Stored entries
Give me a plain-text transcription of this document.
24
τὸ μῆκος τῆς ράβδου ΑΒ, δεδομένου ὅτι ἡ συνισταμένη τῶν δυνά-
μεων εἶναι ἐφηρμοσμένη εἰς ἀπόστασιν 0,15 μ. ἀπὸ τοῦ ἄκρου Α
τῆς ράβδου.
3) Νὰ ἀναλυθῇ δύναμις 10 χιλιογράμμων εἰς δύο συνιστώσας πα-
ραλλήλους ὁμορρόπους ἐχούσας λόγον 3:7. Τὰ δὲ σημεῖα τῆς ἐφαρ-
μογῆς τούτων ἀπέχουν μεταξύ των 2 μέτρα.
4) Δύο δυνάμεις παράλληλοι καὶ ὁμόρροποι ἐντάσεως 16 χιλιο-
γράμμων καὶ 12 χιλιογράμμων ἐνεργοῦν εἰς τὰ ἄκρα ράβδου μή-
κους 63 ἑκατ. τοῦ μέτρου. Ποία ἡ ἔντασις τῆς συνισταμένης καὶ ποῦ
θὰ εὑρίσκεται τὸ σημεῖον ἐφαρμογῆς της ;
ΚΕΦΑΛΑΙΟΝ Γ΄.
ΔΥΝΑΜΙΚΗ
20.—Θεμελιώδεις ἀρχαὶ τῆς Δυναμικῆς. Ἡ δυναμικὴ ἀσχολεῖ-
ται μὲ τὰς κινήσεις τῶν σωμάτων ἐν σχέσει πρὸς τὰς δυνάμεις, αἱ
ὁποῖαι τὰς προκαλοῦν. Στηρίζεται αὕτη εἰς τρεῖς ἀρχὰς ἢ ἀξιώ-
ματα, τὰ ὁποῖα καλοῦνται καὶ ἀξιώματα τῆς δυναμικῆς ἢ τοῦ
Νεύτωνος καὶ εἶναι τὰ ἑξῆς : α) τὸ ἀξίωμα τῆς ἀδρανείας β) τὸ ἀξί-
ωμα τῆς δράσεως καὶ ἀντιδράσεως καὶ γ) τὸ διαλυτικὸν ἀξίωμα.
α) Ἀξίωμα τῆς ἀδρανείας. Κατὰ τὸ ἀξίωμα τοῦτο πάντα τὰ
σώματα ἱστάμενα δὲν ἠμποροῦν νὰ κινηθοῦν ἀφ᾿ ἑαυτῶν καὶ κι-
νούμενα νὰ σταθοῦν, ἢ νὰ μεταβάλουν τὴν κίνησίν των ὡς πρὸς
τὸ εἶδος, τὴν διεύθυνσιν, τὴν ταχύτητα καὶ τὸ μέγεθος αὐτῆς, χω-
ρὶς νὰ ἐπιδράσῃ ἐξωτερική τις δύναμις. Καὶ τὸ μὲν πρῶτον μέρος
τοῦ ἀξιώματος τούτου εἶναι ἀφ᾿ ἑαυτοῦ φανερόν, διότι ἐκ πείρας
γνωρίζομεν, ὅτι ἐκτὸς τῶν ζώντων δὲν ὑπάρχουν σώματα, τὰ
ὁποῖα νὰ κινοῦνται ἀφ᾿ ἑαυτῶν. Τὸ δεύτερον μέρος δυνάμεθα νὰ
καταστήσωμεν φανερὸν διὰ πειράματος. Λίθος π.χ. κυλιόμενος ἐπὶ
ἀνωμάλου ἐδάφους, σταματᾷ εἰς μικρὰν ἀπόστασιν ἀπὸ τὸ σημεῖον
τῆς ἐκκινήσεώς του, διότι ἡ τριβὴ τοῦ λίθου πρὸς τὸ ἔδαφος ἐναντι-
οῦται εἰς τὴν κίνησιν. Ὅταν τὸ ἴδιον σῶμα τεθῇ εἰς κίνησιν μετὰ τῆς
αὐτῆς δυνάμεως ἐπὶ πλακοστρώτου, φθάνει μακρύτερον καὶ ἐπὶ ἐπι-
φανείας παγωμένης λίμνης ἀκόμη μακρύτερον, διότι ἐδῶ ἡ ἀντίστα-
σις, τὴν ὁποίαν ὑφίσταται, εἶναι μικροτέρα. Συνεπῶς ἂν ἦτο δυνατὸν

- WHAT TO WORK ON -
Write out the full set of records exactly as given.

- OUTPUT OF THE TASK -
Give me a plain-text transcription of this document.
24
τὸ μῆκος τῆς ράβδου ΑΒ, δεδομένου ὅτι ἡ συνισταμένη τῶν δυνά-
μεων εἶναι ἐφηρμοσμένη εἰς ἀπόστασιν 0,15 μ. ἀπὸ τοῦ ἄκρου Α
τῆς ράβδου.
3) Νὰ ἀναλυθῇ δύναμις 10 χιλιογράμμων εἰς δύο συνιστώσας πα-
ραλλήλους ὁμορρόπους ἐχούσας λόγον 3:7. Τὰ δὲ σημεῖα τῆς ἐφαρ-
μογῆς τούτων ἀπέχουν μεταξύ των 2 μέτρα.
4) Δύο δυνάμεις παράλληλοι καὶ ὁμόρροποι ἐντάσεως 16 χιλιο-
γράμμων καὶ 12 χιλιογράμμων ἐνεργοῦν εἰς τὰ ἄκρα ράβδου μή-
κους 63 ἑκατ. τοῦ μέτρου. Ποία ἡ ἔντασις τῆς συνισταμένης καὶ ποῦ
θὰ εὑρίσκεται τὸ σημεῖον ἐφαρμογῆς της ;
ΚΕΦΑΛΑΙΟΝ Γ΄.
ΔΥΝΑΜΙΚΗ
20.—Θεμελιώδεις ἀρχαὶ τῆς Δυναμικῆς. Ἡ δυναμικὴ ἀσχολεῖ-
ται μὲ τὰς κινήσεις τῶν σωμάτων ἐν σχέσει πρὸς τὰς δυνάμεις, αἱ
ὁποῖαι τὰς προκαλοῦν. Στηρίζεται αὕτη εἰς τρεῖς ἀρχὰς ἢ ἀξιώ-
ματα, τὰ ὁποῖα καλοῦνται καὶ ἀξιώματα τῆς δυναμικῆς ἢ τοῦ
Νεύτωνος καὶ εἶναι τὰ ἑξῆς : α) τὸ ἀξίωμα τῆς ἀδρανείας β) τὸ ἀξί-
ωμα τῆς δράσεως καὶ ἀντιδράσεως καὶ γ) τὸ διαλυτικὸν ἀξίωμα.
α) Ἀξίωμα τῆς ἀδρανείας. Κατὰ τὸ ἀξίωμα τοῦτο πάντα τὰ
σώματα ἱστάμενα δὲν ἠμποροῦν νὰ κινηθοῦν ἀφ᾿ ἑαυτῶν καὶ κι-
νούμενα νὰ σταθοῦν, ἢ νὰ μεταβάλουν τὴν κίνησίν των ὡς πρὸς
τὸ εἶδος, τὴν διεύθυνσιν, τὴν ταχύτητα καὶ τὸ μέγεθος αὐτῆς, χω-
ρὶς νὰ ἐπιδράσῃ ἐξωτερική τις δύναμις. Καὶ τὸ μὲν πρῶτον μέρος
τοῦ ἀξιώματος τούτου εἶναι ἀφ᾿ ἑαυτοῦ φανερόν, διότι ἐκ πείρας
γνωρίζομεν, ὅτι ἐκτὸς τῶν ζώντων δὲν ὑπάρχουν σώματα, τὰ
ὁποῖα νὰ κινοῦνται ἀφ᾿ ἑαυτῶν. Τὸ δεύτερον μέρος δυνάμεθα νὰ
καταστήσωμεν φανερὸν διὰ πειράματος. Λίθος π.χ. κυλιόμενος ἐπὶ
ἀνωμάλου ἐδάφους, σταματᾷ εἰς μικρὰν ἀπόστασιν ἀπὸ τὸ σημεῖον
τῆς ἐκκινήσεώς του, διότι ἡ τριβὴ τοῦ λίθου πρὸς τὸ ἔδαφος ἐναντι-
οῦται εἰς τὴν κίνησιν. Ὅταν τὸ ἴδιον σῶμα τεθῇ εἰς κίνησιν μετὰ τῆς
αὐτῆς δυνάμεως ἐπὶ πλακοστρώτου, φθάνει μακρύτερον καὶ ἐπὶ ἐπι-
φανείας παγωμένης λίμνης ἀκόμη μακρύτερον, διότι ἐδῶ ἡ ἀντίστα-
σις, τὴν ὁποίαν ὑφίσταται, εἶναι μικροτέρα. Συνεπῶς ἂν ἦτο δυνατὸν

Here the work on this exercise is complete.